━━━ MATERIAL FOR THIS TASK ━━━

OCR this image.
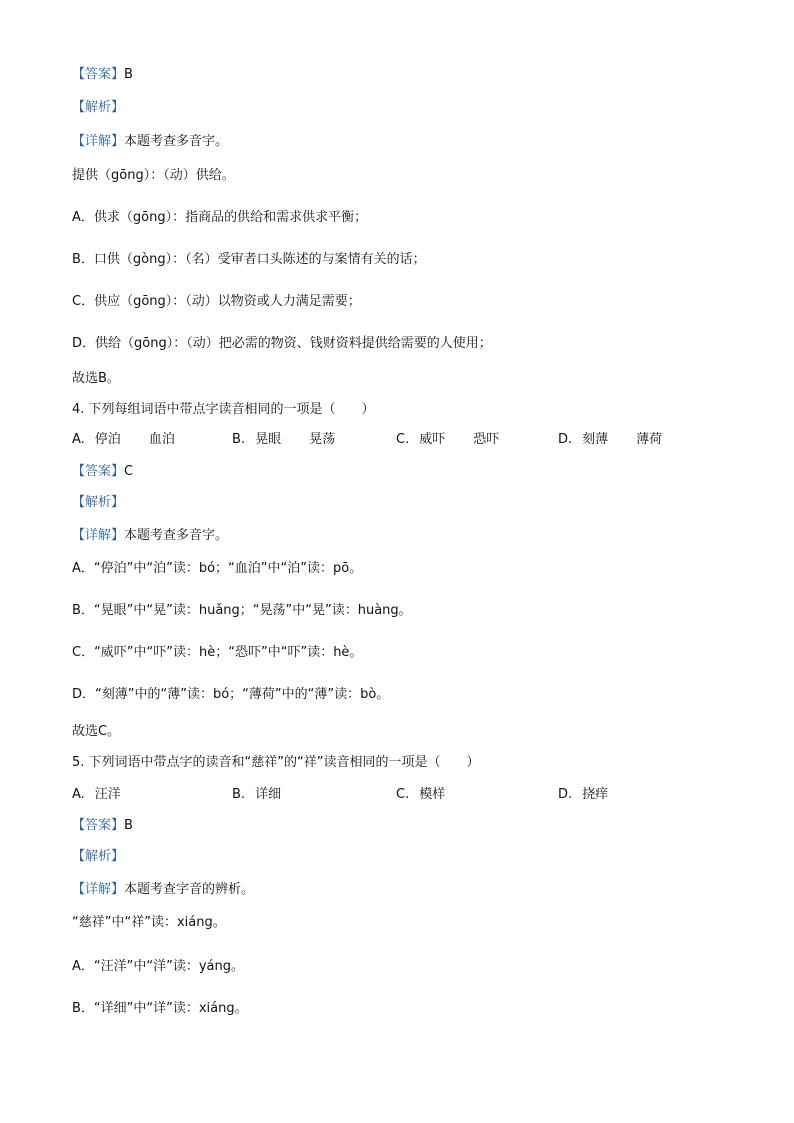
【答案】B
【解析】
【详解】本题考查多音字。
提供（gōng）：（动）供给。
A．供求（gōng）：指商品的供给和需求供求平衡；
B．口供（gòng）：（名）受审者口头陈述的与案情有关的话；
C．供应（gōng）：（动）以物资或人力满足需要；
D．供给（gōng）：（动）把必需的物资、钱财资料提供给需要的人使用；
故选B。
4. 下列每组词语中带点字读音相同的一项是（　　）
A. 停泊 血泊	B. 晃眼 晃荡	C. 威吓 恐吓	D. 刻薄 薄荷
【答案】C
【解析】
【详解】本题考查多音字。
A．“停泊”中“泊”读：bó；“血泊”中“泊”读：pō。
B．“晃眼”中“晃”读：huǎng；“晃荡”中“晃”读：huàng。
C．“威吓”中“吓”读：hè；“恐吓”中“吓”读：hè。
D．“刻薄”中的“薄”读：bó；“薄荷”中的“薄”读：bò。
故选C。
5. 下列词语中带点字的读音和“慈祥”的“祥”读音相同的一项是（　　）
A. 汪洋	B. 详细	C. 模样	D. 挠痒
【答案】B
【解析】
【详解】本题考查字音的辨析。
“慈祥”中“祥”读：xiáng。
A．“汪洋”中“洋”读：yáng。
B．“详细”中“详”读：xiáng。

━━━

- WHAT IS EXPECTED: Return each line among the entries that holds the word "gōng".

- REPLY TO THE TASK:
提供（gōng）：（动）供给。
A．供求（gōng）：指商品的供给和需求供求平衡；
C．供应（gōng）：（动）以物资或人力满足需要；
D．供给（gōng）：（动）把必需的物资、钱财资料提供给需要的人使用；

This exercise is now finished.